WRITTEN PROBLEM: Type the records out again in full, exactly.

------------------------------

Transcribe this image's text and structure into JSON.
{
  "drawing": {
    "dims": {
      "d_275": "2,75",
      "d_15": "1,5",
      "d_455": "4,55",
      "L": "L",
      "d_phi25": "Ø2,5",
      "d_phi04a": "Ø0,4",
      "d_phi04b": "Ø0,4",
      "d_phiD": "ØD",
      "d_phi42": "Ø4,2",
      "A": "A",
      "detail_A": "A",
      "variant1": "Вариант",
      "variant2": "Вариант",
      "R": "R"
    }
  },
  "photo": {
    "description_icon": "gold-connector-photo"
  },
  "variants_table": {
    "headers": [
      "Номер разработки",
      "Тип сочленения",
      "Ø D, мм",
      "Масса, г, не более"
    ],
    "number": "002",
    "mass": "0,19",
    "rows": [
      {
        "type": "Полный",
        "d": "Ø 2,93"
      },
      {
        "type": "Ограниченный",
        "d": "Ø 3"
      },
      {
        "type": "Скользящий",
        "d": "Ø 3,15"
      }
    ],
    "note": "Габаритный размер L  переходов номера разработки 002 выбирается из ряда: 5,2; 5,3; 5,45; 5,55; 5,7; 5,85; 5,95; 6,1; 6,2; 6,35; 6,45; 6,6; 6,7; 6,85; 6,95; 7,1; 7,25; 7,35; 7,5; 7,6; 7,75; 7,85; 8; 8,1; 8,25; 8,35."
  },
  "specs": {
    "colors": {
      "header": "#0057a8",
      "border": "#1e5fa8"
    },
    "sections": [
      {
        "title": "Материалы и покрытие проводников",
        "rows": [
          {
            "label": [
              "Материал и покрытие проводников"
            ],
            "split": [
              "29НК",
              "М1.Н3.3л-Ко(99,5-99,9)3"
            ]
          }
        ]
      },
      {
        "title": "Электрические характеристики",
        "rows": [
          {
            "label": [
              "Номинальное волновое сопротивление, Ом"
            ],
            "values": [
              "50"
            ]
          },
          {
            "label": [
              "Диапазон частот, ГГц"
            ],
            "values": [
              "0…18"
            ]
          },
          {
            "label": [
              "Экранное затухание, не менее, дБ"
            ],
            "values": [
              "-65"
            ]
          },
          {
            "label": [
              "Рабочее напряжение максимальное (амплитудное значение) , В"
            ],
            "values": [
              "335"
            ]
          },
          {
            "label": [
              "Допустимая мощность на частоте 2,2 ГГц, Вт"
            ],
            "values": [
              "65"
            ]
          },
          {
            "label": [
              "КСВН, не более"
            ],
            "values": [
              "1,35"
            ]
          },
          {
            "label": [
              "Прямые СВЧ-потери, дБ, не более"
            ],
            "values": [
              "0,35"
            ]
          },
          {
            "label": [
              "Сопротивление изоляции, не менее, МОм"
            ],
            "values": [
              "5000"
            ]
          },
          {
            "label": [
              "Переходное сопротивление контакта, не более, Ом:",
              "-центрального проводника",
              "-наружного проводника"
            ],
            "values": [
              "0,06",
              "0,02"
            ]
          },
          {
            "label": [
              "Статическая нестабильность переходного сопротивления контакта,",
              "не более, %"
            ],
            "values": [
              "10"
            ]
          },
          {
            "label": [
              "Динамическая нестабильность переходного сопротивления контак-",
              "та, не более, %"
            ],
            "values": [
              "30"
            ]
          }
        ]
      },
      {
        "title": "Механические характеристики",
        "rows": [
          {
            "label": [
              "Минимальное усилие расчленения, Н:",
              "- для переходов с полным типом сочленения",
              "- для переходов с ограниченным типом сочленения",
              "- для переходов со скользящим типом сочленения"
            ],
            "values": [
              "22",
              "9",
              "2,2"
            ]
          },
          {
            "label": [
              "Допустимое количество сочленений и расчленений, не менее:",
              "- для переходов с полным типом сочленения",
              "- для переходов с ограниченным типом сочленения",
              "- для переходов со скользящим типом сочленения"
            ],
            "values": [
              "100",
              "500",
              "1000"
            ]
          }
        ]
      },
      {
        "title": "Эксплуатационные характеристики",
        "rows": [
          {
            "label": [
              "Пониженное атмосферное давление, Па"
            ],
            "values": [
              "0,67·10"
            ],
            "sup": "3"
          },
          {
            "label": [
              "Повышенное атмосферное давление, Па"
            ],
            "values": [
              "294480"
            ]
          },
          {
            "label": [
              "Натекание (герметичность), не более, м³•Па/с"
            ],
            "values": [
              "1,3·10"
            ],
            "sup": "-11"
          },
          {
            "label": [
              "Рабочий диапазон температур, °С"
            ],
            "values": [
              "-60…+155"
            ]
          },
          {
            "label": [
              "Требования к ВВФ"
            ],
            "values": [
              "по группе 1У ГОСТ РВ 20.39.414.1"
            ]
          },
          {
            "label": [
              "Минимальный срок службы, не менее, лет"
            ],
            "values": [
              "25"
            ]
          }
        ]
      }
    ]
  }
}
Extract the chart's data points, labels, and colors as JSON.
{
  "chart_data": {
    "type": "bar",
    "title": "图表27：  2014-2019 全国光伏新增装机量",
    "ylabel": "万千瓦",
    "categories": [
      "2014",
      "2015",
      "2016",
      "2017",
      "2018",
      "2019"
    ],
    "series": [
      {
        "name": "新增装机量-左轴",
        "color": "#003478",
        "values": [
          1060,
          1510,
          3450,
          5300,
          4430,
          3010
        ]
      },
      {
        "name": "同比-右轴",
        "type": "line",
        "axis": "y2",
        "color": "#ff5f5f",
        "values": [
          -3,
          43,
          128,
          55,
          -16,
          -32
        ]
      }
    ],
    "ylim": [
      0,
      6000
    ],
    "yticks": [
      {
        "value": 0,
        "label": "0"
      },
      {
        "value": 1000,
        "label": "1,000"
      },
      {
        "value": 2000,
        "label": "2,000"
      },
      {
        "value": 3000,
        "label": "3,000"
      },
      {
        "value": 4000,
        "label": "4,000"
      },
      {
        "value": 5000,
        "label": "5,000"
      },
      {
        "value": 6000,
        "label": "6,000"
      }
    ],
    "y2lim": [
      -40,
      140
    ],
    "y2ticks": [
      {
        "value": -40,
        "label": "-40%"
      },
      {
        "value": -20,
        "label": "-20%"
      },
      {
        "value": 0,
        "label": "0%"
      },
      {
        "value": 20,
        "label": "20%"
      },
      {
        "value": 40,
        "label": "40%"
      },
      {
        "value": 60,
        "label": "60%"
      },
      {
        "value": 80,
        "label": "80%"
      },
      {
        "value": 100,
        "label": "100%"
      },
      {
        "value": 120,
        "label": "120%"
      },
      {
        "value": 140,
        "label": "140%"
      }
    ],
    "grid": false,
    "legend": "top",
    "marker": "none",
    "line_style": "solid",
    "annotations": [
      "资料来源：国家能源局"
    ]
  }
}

------------------------------

EXERCISE RESULT:
Transcribe this image's text and structure into JSON.
{
  "drawing": {
    "dims": {
      "d_275": "2,75",
      "d_15": "1,5",
      "d_455": "4,55",
      "L": "L",
      "d_phi25": "Ø2,5",
      "d_phi04a": "Ø0,4",
      "d_phi04b": "Ø0,4",
      "d_phiD": "ØD",
      "d_phi42": "Ø4,2",
      "A": "A",
      "detail_A": "A",
      "variant1": "Вариант",
      "variant2": "Вариант",
      "R": "R"
    }
  },
  "photo": {
    "description_icon": "gold-connector-photo"
  },
  "variants_table": {
    "headers": [
      "Номер разработки",
      "Тип сочленения",
      "Ø D, мм",
      "Масса, г, не более"
    ],
    "number": "002",
    "mass": "0,19",
    "rows": [
      {
        "type": "Полный",
        "d": "Ø 2,93"
      },
      {
        "type": "Ограниченный",
        "d": "Ø 3"
      },
      {
        "type": "Скользящий",
        "d": "Ø 3,15"
      }
    ],
    "note": "Габаритный размер L  переходов номера разработки 002 выбирается из ряда: 5,2; 5,3; 5,45; 5,55; 5,7; 5,85; 5,95; 6,1; 6,2; 6,35; 6,45; 6,6; 6,7; 6,85; 6,95; 7,1; 7,25; 7,35; 7,5; 7,6; 7,75; 7,85; 8; 8,1; 8,25; 8,35."
  },
  "specs": {
    "colors": {
      "header": "#0057a8",
      "border": "#1e5fa8"
    },
    "sections": [
      {
        "title": "Материалы и покрытие проводников",
        "rows": [
          {
            "label": [
              "Материал и покрытие проводников"
            ],
            "split": [
              "29НК",
              "М1.Н3.3л-Ко(99,5-99,9)3"
            ]
          }
        ]
      },
      {
        "title": "Электрические характеристики",
        "rows": [
          {
            "label": [
              "Номинальное волновое сопротивление, Ом"
            ],
            "values": [
              "50"
            ]
          },
          {
            "label": [
              "Диапазон частот, ГГц"
            ],
            "values": [
              "0…18"
            ]
          },
          {
            "label": [
              "Экранное затухание, не менее, дБ"
            ],
            "values": [
              "-65"
            ]
          },
          {
            "label": [
              "Рабочее напряжение максимальное (амплитудное значение) , В"
            ],
            "values": [
              "335"
            ]
          },
          {
            "label": [
              "Допустимая мощность на частоте 2,2 ГГц, Вт"
            ],
            "values": [
              "65"
            ]
          },
          {
            "label": [
              "КСВН, не более"
            ],
            "values": [
              "1,35"
            ]
          },
          {
            "label": [
              "Прямые СВЧ-потери, дБ, не более"
            ],
            "values": [
              "0,35"
            ]
          },
          {
            "label": [
              "Сопротивление изоляции, не менее, МОм"
            ],
            "values": [
              "5000"
            ]
          },
          {
            "label": [
              "Переходное сопротивление контакта, не более, Ом:",
              "-центрального проводника",
              "-наружного проводника"
            ],
            "values": [
              "0,06",
              "0,02"
            ]
          },
          {
            "label": [
              "Статическая нестабильность переходного сопротивления контакта,",
              "не более, %"
            ],
            "values": [
              "10"
            ]
          },
          {
            "label": [
              "Динамическая нестабильность переходного сопротивления контак-",
              "та, не более, %"
            ],
            "values": [
              "30"
            ]
          }
        ]
      },
      {
        "title": "Механические характеристики",
        "rows": [
          {
            "label": [
              "Минимальное усилие расчленения, Н:",
              "- для переходов с полным типом сочленения",
              "- для переходов с ограниченным типом сочленения",
              "- для переходов со скользящим типом сочленения"
            ],
            "values": [
              "22",
              "9",
              "2,2"
            ]
          },
          {
            "label": [
              "Допустимое количество сочленений и расчленений, не менее:",
              "- для переходов с полным типом сочленения",
              "- для переходов с ограниченным типом сочленения",
              "- для переходов со скользящим типом сочленения"
            ],
            "values": [
              "100",
              "500",
              "1000"
            ]
          }
        ]
      },
      {
        "title": "Эксплуатационные характеристики",
        "rows": [
          {
            "label": [
              "Пониженное атмосферное давление, Па"
            ],
            "values": [
              "0,67·10"
            ],
            "sup": "3"
          },
          {
            "label": [
              "Повышенное атмосферное давление, Па"
            ],
            "values": [
              "294480"
            ]
          },
          {
            "label": [
              "Натекание (герметичность), не более, м³•Па/с"
            ],
            "values": [
              "1,3·10"
            ],
            "sup": "-11"
          },
          {
            "label": [
              "Рабочий диапазон температур, °С"
            ],
            "values": [
              "-60…+155"
            ]
          },
          {
            "label": [
              "Требования к ВВФ"
            ],
            "values": [
              "по группе 1У ГОСТ РВ 20.39.414.1"
            ]
          },
          {
            "label": [
              "Минимальный срок службы, не менее, лет"
            ],
            "values": [
              "25"
            ]
          }
        ]
      }
    ]
  }
}
Extract the chart's data points, labels, and colors as JSON.
{
  "chart_data": {
    "type": "bar",
    "title": "图表27：  2014-2019 全国光伏新增装机量",
    "ylabel": "万千瓦",
    "categories": [
      "2014",
      "2015",
      "2016",
      "2017",
      "2018",
      "2019"
    ],
    "series": [
      {
        "name": "新增装机量-左轴",
        "color": "#003478",
        "values": [
          1060,
          1510,
          3450,
          5300,
          4430,
          3010
        ]
      },
      {
        "name": "同比-右轴",
        "type": "line",
        "axis": "y2",
        "color": "#ff5f5f",
        "values": [
          -3,
          43,
          128,
          55,
          -16,
          -32
        ]
      }
    ],
    "ylim": [
      0,
      6000
    ],
    "yticks": [
      {
        "value": 0,
        "label": "0"
      },
      {
        "value": 1000,
        "label": "1,000"
      },
      {
        "value": 2000,
        "label": "2,000"
      },
      {
        "value": 3000,
        "label": "3,000"
      },
      {
        "value": 4000,
        "label": "4,000"
      },
      {
        "value": 5000,
        "label": "5,000"
      },
      {
        "value": 6000,
        "label": "6,000"
      }
    ],
    "y2lim": [
      -40,
      140
    ],
    "y2ticks": [
      {
        "value": -40,
        "label": "-40%"
      },
      {
        "value": -20,
        "label": "-20%"
      },
      {
        "value": 0,
        "label": "0%"
      },
      {
        "value": 20,
        "label": "20%"
      },
      {
        "value": 40,
        "label": "40%"
      },
      {
        "value": 60,
        "label": "60%"
      },
      {
        "value": 80,
        "label": "80%"
      },
      {
        "value": 100,
        "label": "100%"
      },
      {
        "value": 120,
        "label": "120%"
      },
      {
        "value": 140,
        "label": "140%"
      }
    ],
    "grid": false,
    "legend": "top",
    "marker": "none",
    "line_style": "solid",
    "annotations": [
      "资料来源：国家能源局"
    ]
  }
}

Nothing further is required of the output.